- _GIVEN REQUEST_: Copy every line of the records below word for word, without changing anything.

- _DATA LISTING_:
━━━━━━━━━━━━━━━━━━━━

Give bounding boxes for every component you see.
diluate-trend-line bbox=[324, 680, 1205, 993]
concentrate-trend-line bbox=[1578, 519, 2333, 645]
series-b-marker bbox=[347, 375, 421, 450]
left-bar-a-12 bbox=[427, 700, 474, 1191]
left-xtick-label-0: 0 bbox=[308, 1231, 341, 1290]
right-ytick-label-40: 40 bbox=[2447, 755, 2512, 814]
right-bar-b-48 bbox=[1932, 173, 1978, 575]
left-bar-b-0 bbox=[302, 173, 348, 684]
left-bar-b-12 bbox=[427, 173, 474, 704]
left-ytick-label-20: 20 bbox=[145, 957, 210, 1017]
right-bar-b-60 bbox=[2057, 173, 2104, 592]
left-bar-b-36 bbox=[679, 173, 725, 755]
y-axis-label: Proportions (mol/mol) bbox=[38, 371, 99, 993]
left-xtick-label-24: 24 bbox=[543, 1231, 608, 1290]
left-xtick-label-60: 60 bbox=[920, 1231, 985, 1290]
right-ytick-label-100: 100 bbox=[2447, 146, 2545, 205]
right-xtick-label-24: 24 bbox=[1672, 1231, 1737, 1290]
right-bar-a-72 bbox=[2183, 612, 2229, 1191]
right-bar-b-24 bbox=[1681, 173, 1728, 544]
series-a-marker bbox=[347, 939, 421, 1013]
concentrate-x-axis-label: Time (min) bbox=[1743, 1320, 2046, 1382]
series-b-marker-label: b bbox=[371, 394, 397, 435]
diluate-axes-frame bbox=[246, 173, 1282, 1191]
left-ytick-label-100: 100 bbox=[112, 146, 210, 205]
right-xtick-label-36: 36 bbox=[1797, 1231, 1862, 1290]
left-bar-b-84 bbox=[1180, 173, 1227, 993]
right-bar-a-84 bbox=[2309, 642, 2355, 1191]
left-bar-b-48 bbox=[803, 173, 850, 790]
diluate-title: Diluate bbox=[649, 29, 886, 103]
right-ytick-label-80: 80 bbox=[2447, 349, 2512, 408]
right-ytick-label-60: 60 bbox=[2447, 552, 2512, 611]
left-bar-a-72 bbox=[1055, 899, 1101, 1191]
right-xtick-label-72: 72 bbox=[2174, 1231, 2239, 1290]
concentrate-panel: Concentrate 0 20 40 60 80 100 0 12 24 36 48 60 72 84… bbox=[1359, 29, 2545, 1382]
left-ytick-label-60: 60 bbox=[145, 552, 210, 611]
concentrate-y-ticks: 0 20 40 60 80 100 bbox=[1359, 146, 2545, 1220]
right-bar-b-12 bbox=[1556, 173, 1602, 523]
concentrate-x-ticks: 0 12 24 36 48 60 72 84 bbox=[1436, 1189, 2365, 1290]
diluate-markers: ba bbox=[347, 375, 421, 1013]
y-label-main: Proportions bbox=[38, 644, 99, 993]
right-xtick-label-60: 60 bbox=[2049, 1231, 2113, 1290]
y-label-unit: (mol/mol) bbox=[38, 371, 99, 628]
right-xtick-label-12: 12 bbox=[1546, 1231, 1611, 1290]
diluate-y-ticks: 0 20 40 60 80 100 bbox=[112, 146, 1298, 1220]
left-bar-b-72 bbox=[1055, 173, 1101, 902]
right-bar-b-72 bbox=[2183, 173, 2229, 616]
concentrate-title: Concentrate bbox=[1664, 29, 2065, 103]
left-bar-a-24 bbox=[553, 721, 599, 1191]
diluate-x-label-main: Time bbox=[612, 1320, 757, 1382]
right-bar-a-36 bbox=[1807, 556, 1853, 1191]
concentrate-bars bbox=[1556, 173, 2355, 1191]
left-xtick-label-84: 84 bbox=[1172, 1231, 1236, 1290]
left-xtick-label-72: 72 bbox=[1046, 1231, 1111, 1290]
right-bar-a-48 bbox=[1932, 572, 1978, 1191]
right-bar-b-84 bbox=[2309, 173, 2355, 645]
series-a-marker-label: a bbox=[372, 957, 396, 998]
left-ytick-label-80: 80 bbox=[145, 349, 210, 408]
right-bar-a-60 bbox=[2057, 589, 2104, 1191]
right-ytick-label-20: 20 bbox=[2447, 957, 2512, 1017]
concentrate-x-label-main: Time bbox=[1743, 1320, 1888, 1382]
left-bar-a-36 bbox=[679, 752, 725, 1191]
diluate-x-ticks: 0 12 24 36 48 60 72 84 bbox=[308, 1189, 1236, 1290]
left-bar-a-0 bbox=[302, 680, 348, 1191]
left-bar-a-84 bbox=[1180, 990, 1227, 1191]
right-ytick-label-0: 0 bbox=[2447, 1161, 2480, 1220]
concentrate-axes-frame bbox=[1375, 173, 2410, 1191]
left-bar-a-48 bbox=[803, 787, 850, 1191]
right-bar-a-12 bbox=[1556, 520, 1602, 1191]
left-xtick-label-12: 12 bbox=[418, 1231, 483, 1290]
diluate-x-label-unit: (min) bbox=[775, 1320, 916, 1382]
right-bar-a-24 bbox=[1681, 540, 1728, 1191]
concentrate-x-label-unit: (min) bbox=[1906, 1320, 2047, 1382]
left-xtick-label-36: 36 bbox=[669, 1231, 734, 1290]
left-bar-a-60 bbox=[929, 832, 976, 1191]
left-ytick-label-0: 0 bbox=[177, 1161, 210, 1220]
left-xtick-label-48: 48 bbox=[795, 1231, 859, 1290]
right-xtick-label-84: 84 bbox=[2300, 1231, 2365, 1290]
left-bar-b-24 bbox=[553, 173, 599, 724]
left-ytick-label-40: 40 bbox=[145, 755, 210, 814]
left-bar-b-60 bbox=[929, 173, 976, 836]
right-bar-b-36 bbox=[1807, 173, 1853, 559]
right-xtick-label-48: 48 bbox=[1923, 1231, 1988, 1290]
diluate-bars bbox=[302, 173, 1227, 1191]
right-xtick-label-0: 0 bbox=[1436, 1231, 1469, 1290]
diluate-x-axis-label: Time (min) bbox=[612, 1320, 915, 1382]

━━━━━━━━━━━━━━━━━━━━

- _TASK RESULT_:
Give bounding boxes for every component you see.
diluate-trend-line bbox=[324, 680, 1205, 993]
concentrate-trend-line bbox=[1578, 519, 2333, 645]
series-b-marker bbox=[347, 375, 421, 450]
left-bar-a-12 bbox=[427, 700, 474, 1191]
left-xtick-label-0: 0 bbox=[308, 1231, 341, 1290]
right-ytick-label-40: 40 bbox=[2447, 755, 2512, 814]
right-bar-b-48 bbox=[1932, 173, 1978, 575]
left-bar-b-0 bbox=[302, 173, 348, 684]
left-bar-b-12 bbox=[427, 173, 474, 704]
left-ytick-label-20: 20 bbox=[145, 957, 210, 1017]
right-bar-b-60 bbox=[2057, 173, 2104, 592]
left-bar-b-36 bbox=[679, 173, 725, 755]
y-axis-label: Proportions (mol/mol) bbox=[38, 371, 99, 993]
left-xtick-label-24: 24 bbox=[543, 1231, 608, 1290]
left-xtick-label-60: 60 bbox=[920, 1231, 985, 1290]
right-ytick-label-100: 100 bbox=[2447, 146, 2545, 205]
right-xtick-label-24: 24 bbox=[1672, 1231, 1737, 1290]
right-bar-a-72 bbox=[2183, 612, 2229, 1191]
right-bar-b-24 bbox=[1681, 173, 1728, 544]
series-a-marker bbox=[347, 939, 421, 1013]
concentrate-x-axis-label: Time (min) bbox=[1743, 1320, 2046, 1382]
series-b-marker-label: b bbox=[371, 394, 397, 435]
diluate-axes-frame bbox=[246, 173, 1282, 1191]
left-ytick-label-100: 100 bbox=[112, 146, 210, 205]
right-xtick-label-36: 36 bbox=[1797, 1231, 1862, 1290]
left-bar-b-84 bbox=[1180, 173, 1227, 993]
right-bar-a-84 bbox=[2309, 642, 2355, 1191]
left-bar-b-48 bbox=[803, 173, 850, 790]
diluate-title: Diluate bbox=[649, 29, 886, 103]
right-ytick-label-80: 80 bbox=[2447, 349, 2512, 408]
right-ytick-label-60: 60 bbox=[2447, 552, 2512, 611]
left-bar-a-72 bbox=[1055, 899, 1101, 1191]
right-xtick-label-72: 72 bbox=[2174, 1231, 2239, 1290]
concentrate-panel: Concentrate 0 20 40 60 80 100 0 12 24 36 48 60 72 84… bbox=[1359, 29, 2545, 1382]
left-ytick-label-60: 60 bbox=[145, 552, 210, 611]
concentrate-y-ticks: 0 20 40 60 80 100 bbox=[1359, 146, 2545, 1220]
right-bar-b-12 bbox=[1556, 173, 1602, 523]
concentrate-x-ticks: 0 12 24 36 48 60 72 84 bbox=[1436, 1189, 2365, 1290]
diluate-markers: ba bbox=[347, 375, 421, 1013]
y-label-main: Proportions bbox=[38, 644, 99, 993]
right-xtick-label-60: 60 bbox=[2049, 1231, 2113, 1290]
y-label-unit: (mol/mol) bbox=[38, 371, 99, 628]
right-xtick-label-12: 12 bbox=[1546, 1231, 1611, 1290]
diluate-y-ticks: 0 20 40 60 80 100 bbox=[112, 146, 1298, 1220]
left-bar-b-72 bbox=[1055, 173, 1101, 902]
right-bar-b-72 bbox=[2183, 173, 2229, 616]
concentrate-title: Concentrate bbox=[1664, 29, 2065, 103]
left-bar-a-24 bbox=[553, 721, 599, 1191]
diluate-x-label-main: Time bbox=[612, 1320, 757, 1382]
right-bar-a-36 bbox=[1807, 556, 1853, 1191]
concentrate-bars bbox=[1556, 173, 2355, 1191]
left-xtick-label-84: 84 bbox=[1172, 1231, 1236, 1290]
left-xtick-label-72: 72 bbox=[1046, 1231, 1111, 1290]
right-bar-a-48 bbox=[1932, 572, 1978, 1191]
right-bar-b-84 bbox=[2309, 173, 2355, 645]
series-a-marker-label: a bbox=[372, 957, 396, 998]
left-ytick-label-80: 80 bbox=[145, 349, 210, 408]
right-bar-a-60 bbox=[2057, 589, 2104, 1191]
right-ytick-label-20: 20 bbox=[2447, 957, 2512, 1017]
concentrate-x-label-main: Time bbox=[1743, 1320, 1888, 1382]
left-bar-a-36 bbox=[679, 752, 725, 1191]
diluate-x-ticks: 0 12 24 36 48 60 72 84 bbox=[308, 1189, 1236, 1290]
left-bar-a-0 bbox=[302, 680, 348, 1191]
left-bar-a-84 bbox=[1180, 990, 1227, 1191]
right-ytick-label-0: 0 bbox=[2447, 1161, 2480, 1220]
concentrate-axes-frame bbox=[1375, 173, 2410, 1191]
left-bar-a-48 bbox=[803, 787, 850, 1191]
right-bar-a-12 bbox=[1556, 520, 1602, 1191]
left-xtick-label-12: 12 bbox=[418, 1231, 483, 1290]
diluate-x-label-unit: (min) bbox=[775, 1320, 916, 1382]
right-bar-a-24 bbox=[1681, 540, 1728, 1191]
concentrate-x-label-unit: (min) bbox=[1906, 1320, 2047, 1382]
left-xtick-label-36: 36 bbox=[669, 1231, 734, 1290]
left-bar-a-60 bbox=[929, 832, 976, 1191]
left-ytick-label-0: 0 bbox=[177, 1161, 210, 1220]
left-xtick-label-48: 48 bbox=[795, 1231, 859, 1290]
right-xtick-label-84: 84 bbox=[2300, 1231, 2365, 1290]
left-bar-b-24 bbox=[553, 173, 599, 724]
left-ytick-label-40: 40 bbox=[145, 755, 210, 814]
left-bar-b-60 bbox=[929, 173, 976, 836]
right-bar-b-36 bbox=[1807, 173, 1853, 559]
right-xtick-label-48: 48 bbox=[1923, 1231, 1988, 1290]
diluate-bars bbox=[302, 173, 1227, 1191]
right-xtick-label-0: 0 bbox=[1436, 1231, 1469, 1290]
diluate-x-axis-label: Time (min) bbox=[612, 1320, 915, 1382]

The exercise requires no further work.